Stated exercise:
Give every line again exactly as it appears, please, but not the pictures.

Data for processing:

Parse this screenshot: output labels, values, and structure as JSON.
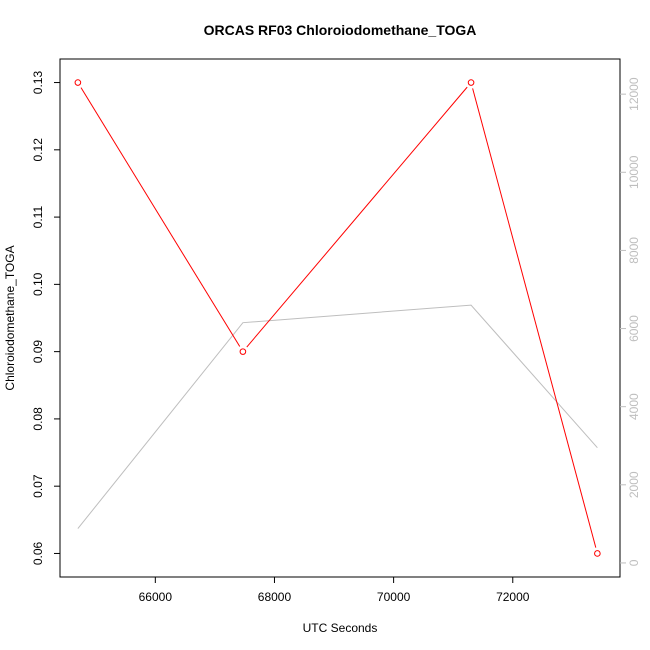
{
  "chart_data": {
    "type": "line",
    "title": "ORCAS RF03 Chloroiodomethane_TOGA",
    "xlabel": "UTC Seconds",
    "ylabel": "Chloroiodomethane_TOGA",
    "y2label": "",
    "xlim": [
      64400,
      73800
    ],
    "ylim": [
      0.0565,
      0.1335
    ],
    "y2lim": [
      -360,
      12900
    ],
    "x_ticks": [
      66000,
      68000,
      70000,
      72000
    ],
    "y_ticks": [
      0.06,
      0.07,
      0.08,
      0.09,
      0.1,
      0.11,
      0.12,
      0.13
    ],
    "y_tick_labels": [
      "0.06",
      "0.07",
      "0.08",
      "0.09",
      "0.10",
      "0.11",
      "0.12",
      "0.13"
    ],
    "y2_ticks": [
      0,
      2000,
      4000,
      6000,
      8000,
      10000,
      12000
    ],
    "grid": false,
    "series": [
      {
        "axis": "left",
        "color": "#ff0000",
        "markers": "open-circle",
        "x": [
          64700,
          67470,
          71300,
          73420
        ],
        "values": [
          0.13,
          0.09,
          0.13,
          0.06
        ]
      },
      {
        "axis": "right",
        "color": "#bebebe",
        "markers": "none",
        "x": [
          64700,
          67470,
          71300,
          73420
        ],
        "values": [
          880,
          6150,
          6600,
          2950
        ]
      }
    ]
  }
}
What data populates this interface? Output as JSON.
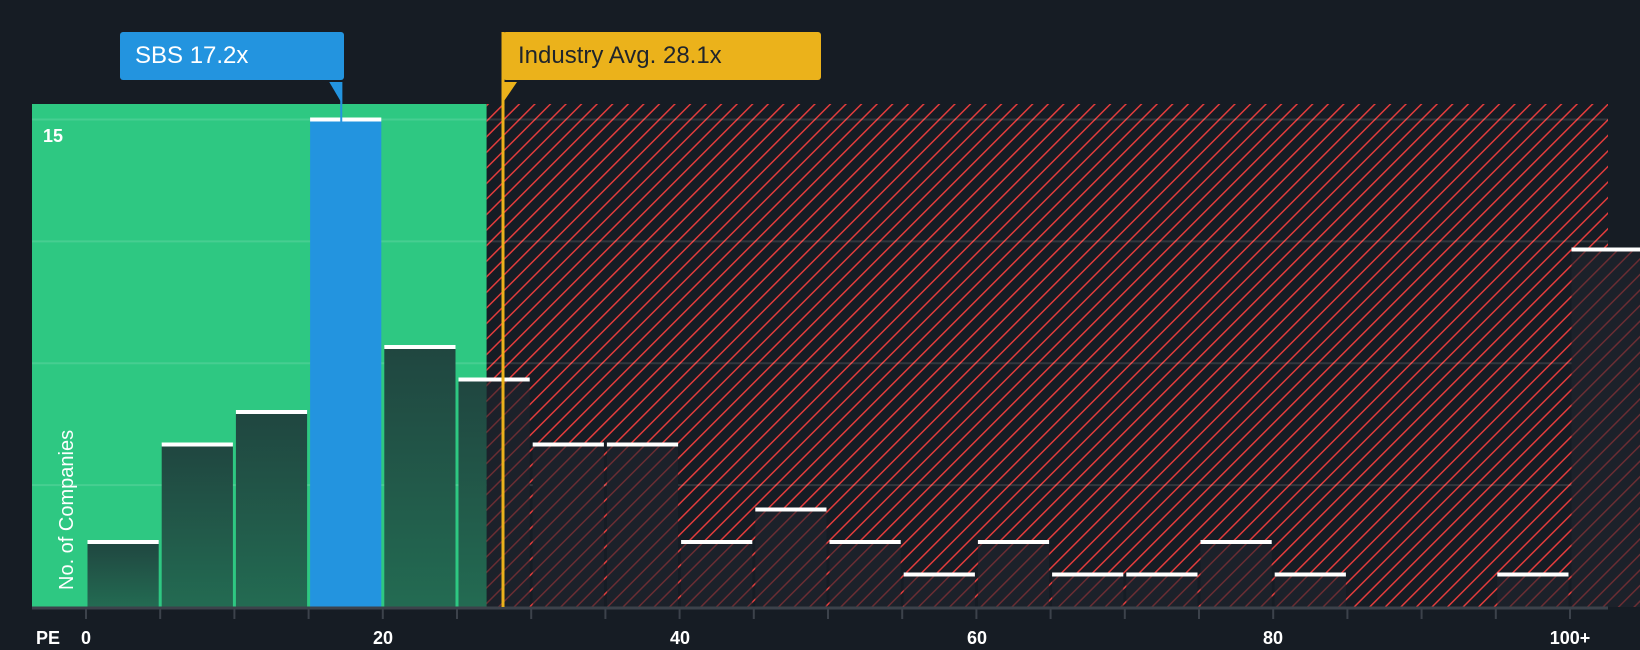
{
  "chart_data": {
    "type": "bar",
    "title": "",
    "xlabel": "PE",
    "ylabel": "No. of Companies",
    "x_tick_labels": [
      "0",
      "20",
      "40",
      "60",
      "80",
      "100+"
    ],
    "y_tick_labels": [
      "15"
    ],
    "ylim": [
      0,
      15
    ],
    "bin_width": 5,
    "categories": [
      "0-5",
      "5-10",
      "10-15",
      "15-20",
      "20-25",
      "25-30",
      "30-35",
      "35-40",
      "40-45",
      "45-50",
      "50-55",
      "55-60",
      "60-65",
      "65-70",
      "70-75",
      "75-80",
      "80-85",
      "85-90",
      "90-95",
      "95-100",
      "100+"
    ],
    "values": [
      2,
      5,
      6,
      15,
      8,
      7,
      5,
      5,
      2,
      3,
      2,
      1,
      2,
      1,
      1,
      2,
      1,
      0,
      0,
      1,
      11
    ],
    "highlight_bin": "15-20",
    "annotations": [
      {
        "label": "SBS 17.2x",
        "value": 17.2,
        "color": "#2394df"
      },
      {
        "label": "Industry Avg. 28.1x",
        "value": 28.1,
        "color": "#ebb21b"
      }
    ],
    "regions": [
      {
        "name": "below-average",
        "from": 0,
        "to": 27,
        "color": "#2ec882"
      },
      {
        "name": "above-average",
        "from": 27,
        "to": 105,
        "color": "#e23c3c",
        "pattern": "diagonal-hatch"
      }
    ],
    "grid": true
  },
  "labels": {
    "sbs_callout": "SBS 17.2x",
    "industry_callout": "Industry Avg. 28.1x",
    "pe": "PE",
    "ylabel": "No. of Companies",
    "ytick_15": "15",
    "xticks": [
      "0",
      "20",
      "40",
      "60",
      "80",
      "100+"
    ]
  },
  "colors": {
    "background": "#161c24",
    "green_region": "#2ec882",
    "bar_dark": "#214a3f",
    "highlight_bar": "#2394df",
    "industry_line": "#ebb21b",
    "hatch": "#e23c3c"
  }
}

Result of the exercise:
Parse this screenshot: output labels, values, and structure as JSON.
{
  "chart_data": {
    "type": "line",
    "title": "ORCAS RF03 Chloroiodomethane_TOGA",
    "xlabel": "UTC Seconds",
    "ylabel": "Chloroiodomethane_TOGA",
    "y2label": "",
    "xlim": [
      64400,
      73800
    ],
    "ylim": [
      0.0565,
      0.1335
    ],
    "y2lim": [
      -360,
      12900
    ],
    "x_ticks": [
      66000,
      68000,
      70000,
      72000
    ],
    "y_ticks": [
      0.06,
      0.07,
      0.08,
      0.09,
      0.1,
      0.11,
      0.12,
      0.13
    ],
    "y_tick_labels": [
      "0.06",
      "0.07",
      "0.08",
      "0.09",
      "0.10",
      "0.11",
      "0.12",
      "0.13"
    ],
    "y2_ticks": [
      0,
      2000,
      4000,
      6000,
      8000,
      10000,
      12000
    ],
    "grid": false,
    "series": [
      {
        "axis": "left",
        "color": "#ff0000",
        "markers": "open-circle",
        "x": [
          64700,
          67470,
          71300,
          73420
        ],
        "values": [
          0.13,
          0.09,
          0.13,
          0.06
        ]
      },
      {
        "axis": "right",
        "color": "#bebebe",
        "markers": "none",
        "x": [
          64700,
          67470,
          71300,
          73420
        ],
        "values": [
          880,
          6150,
          6600,
          2950
        ]
      }
    ]
  }
}
What data populates this interface? Output as JSON.
{
  "chart_data": {
    "type": "bar",
    "title": "",
    "xlabel": "PE",
    "ylabel": "No. of Companies",
    "x_tick_labels": [
      "0",
      "20",
      "40",
      "60",
      "80",
      "100+"
    ],
    "y_tick_labels": [
      "15"
    ],
    "ylim": [
      0,
      15
    ],
    "bin_width": 5,
    "categories": [
      "0-5",
      "5-10",
      "10-15",
      "15-20",
      "20-25",
      "25-30",
      "30-35",
      "35-40",
      "40-45",
      "45-50",
      "50-55",
      "55-60",
      "60-65",
      "65-70",
      "70-75",
      "75-80",
      "80-85",
      "85-90",
      "90-95",
      "95-100",
      "100+"
    ],
    "values": [
      2,
      5,
      6,
      15,
      8,
      7,
      5,
      5,
      2,
      3,
      2,
      1,
      2,
      1,
      1,
      2,
      1,
      0,
      0,
      1,
      11
    ],
    "highlight_bin": "15-20",
    "annotations": [
      {
        "label": "SBS 17.2x",
        "value": 17.2,
        "color": "#2394df"
      },
      {
        "label": "Industry Avg. 28.1x",
        "value": 28.1,
        "color": "#ebb21b"
      }
    ],
    "regions": [
      {
        "name": "below-average",
        "from": 0,
        "to": 27,
        "color": "#2ec882"
      },
      {
        "name": "above-average",
        "from": 27,
        "to": 105,
        "color": "#e23c3c",
        "pattern": "diagonal-hatch"
      }
    ],
    "grid": true
  },
  "labels": {
    "sbs_callout": "SBS 17.2x",
    "industry_callout": "Industry Avg. 28.1x",
    "pe": "PE",
    "ylabel": "No. of Companies",
    "ytick_15": "15",
    "xticks": [
      "0",
      "20",
      "40",
      "60",
      "80",
      "100+"
    ]
  },
  "colors": {
    "background": "#161c24",
    "green_region": "#2ec882",
    "bar_dark": "#214a3f",
    "highlight_bar": "#2394df",
    "industry_line": "#ebb21b",
    "hatch": "#e23c3c"
  }
}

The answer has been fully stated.